Exercise instructions: Search the data below for the string "kind". Extract every line that contains it.

Available data:
=====

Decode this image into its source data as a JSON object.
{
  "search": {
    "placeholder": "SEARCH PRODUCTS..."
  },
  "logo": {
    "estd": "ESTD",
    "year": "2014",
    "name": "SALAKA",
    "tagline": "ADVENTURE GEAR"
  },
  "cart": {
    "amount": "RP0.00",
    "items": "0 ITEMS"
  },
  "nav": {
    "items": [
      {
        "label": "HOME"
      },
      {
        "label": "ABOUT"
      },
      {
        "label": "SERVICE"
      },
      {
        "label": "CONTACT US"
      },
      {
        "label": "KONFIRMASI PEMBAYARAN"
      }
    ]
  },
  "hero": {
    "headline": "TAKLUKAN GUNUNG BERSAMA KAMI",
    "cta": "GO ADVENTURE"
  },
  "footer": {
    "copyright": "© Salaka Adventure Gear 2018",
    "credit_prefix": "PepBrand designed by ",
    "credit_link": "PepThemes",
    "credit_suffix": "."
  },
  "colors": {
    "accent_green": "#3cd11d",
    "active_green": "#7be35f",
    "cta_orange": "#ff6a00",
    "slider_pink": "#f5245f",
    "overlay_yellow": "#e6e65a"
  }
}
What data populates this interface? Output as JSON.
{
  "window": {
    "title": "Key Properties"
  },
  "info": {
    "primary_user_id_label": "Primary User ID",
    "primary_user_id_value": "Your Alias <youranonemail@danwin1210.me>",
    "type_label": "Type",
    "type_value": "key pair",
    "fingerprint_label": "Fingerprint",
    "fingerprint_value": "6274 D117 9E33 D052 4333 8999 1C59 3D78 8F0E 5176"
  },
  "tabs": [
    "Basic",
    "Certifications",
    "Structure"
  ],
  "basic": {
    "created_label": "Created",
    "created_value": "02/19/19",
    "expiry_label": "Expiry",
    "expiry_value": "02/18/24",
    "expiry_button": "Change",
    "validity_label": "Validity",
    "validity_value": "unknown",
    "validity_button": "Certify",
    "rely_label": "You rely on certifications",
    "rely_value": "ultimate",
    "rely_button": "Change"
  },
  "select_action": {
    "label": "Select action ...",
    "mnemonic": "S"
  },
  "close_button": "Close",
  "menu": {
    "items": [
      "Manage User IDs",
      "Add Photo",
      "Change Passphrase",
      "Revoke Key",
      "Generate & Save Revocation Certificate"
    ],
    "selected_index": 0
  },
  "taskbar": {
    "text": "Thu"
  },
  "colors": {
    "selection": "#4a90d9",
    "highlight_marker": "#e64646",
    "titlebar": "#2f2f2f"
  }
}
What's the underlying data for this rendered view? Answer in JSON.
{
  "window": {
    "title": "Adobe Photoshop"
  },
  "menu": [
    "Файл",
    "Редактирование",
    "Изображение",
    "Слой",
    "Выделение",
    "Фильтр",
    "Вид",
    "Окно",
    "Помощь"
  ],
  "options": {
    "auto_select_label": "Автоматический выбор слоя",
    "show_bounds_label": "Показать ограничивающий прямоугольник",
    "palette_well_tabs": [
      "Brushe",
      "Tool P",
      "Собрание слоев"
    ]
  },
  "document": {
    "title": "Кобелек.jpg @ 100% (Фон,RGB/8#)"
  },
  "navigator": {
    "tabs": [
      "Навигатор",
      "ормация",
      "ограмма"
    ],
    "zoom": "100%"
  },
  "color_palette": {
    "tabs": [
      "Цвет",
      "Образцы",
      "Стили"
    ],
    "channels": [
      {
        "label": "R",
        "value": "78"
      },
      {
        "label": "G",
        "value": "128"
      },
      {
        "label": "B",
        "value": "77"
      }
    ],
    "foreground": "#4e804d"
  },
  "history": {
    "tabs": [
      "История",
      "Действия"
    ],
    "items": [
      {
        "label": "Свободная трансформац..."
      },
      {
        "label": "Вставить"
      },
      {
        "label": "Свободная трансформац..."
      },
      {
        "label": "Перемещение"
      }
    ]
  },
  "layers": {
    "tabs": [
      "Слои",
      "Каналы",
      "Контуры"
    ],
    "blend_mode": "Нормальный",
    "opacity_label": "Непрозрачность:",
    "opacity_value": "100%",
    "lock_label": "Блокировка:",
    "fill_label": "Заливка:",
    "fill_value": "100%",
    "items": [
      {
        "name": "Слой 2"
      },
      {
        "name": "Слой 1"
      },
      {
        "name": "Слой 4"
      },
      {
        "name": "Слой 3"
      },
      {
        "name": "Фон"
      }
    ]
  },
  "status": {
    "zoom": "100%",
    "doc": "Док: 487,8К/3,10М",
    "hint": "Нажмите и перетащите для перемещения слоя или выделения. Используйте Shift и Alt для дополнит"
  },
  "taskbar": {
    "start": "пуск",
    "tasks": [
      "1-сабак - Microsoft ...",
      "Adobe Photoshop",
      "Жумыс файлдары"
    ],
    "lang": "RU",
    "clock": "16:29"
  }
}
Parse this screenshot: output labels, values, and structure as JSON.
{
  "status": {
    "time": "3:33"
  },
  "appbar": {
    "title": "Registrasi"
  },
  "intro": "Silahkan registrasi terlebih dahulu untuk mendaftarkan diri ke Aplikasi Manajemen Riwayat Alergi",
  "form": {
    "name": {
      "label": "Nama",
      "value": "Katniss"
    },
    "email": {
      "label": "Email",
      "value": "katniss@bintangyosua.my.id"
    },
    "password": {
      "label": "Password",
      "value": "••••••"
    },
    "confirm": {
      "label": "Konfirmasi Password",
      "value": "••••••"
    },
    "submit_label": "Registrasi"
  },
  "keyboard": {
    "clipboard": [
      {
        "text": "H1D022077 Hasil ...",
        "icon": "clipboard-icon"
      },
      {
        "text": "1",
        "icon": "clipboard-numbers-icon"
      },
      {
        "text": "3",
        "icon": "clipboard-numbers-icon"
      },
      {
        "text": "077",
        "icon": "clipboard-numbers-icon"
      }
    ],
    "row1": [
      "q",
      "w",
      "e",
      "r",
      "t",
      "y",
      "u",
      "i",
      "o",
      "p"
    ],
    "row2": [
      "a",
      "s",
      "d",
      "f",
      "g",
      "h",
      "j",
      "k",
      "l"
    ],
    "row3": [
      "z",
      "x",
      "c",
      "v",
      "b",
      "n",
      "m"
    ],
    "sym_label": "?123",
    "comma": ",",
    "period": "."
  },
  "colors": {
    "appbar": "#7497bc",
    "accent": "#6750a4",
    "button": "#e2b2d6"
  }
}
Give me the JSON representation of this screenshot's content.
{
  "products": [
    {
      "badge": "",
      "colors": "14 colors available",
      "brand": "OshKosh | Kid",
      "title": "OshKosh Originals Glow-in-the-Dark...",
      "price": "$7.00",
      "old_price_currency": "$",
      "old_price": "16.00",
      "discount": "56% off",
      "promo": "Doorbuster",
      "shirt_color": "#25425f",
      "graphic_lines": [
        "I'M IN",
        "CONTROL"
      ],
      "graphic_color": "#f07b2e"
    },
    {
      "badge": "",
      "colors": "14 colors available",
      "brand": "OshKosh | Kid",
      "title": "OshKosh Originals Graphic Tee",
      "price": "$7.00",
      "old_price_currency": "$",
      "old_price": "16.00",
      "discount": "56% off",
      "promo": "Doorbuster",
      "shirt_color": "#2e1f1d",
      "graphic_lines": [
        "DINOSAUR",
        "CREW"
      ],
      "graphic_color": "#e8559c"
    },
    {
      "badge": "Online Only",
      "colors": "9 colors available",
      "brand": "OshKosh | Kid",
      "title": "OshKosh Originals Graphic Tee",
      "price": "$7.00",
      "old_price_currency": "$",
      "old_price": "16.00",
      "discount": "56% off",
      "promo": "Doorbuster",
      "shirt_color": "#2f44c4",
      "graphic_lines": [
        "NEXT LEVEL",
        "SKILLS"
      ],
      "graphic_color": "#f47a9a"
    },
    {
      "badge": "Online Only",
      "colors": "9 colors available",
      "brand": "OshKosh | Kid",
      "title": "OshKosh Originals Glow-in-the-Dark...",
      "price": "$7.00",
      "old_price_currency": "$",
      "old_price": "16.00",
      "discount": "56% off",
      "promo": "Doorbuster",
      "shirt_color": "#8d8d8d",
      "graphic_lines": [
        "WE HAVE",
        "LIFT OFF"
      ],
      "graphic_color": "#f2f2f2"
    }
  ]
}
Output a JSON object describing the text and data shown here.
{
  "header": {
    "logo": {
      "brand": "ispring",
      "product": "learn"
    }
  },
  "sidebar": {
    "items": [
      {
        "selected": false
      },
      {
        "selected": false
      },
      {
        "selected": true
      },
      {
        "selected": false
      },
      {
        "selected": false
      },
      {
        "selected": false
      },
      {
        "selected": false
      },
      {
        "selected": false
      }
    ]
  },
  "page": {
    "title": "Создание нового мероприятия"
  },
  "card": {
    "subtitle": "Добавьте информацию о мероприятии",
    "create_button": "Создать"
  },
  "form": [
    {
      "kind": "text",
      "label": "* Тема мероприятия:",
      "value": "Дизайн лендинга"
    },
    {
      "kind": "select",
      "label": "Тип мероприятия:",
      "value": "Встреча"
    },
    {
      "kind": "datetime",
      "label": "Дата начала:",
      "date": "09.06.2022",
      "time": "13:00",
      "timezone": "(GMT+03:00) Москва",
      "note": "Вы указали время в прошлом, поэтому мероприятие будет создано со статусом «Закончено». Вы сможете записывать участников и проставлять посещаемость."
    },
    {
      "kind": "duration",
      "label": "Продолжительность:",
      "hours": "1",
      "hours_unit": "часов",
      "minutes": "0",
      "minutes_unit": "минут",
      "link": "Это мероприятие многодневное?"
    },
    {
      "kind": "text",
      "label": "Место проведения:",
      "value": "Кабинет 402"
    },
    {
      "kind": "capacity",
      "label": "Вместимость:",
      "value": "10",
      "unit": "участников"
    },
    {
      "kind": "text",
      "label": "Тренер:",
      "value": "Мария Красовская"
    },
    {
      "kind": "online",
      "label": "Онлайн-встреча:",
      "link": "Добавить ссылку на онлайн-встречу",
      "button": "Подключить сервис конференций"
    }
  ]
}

=====

Solution to the exercise:
      "kind": "text",
      "kind": "select",
      "kind": "datetime",
      "kind": "duration",
      "kind": "text",
      "kind": "capacity",
      "kind": "text",
      "kind": "online",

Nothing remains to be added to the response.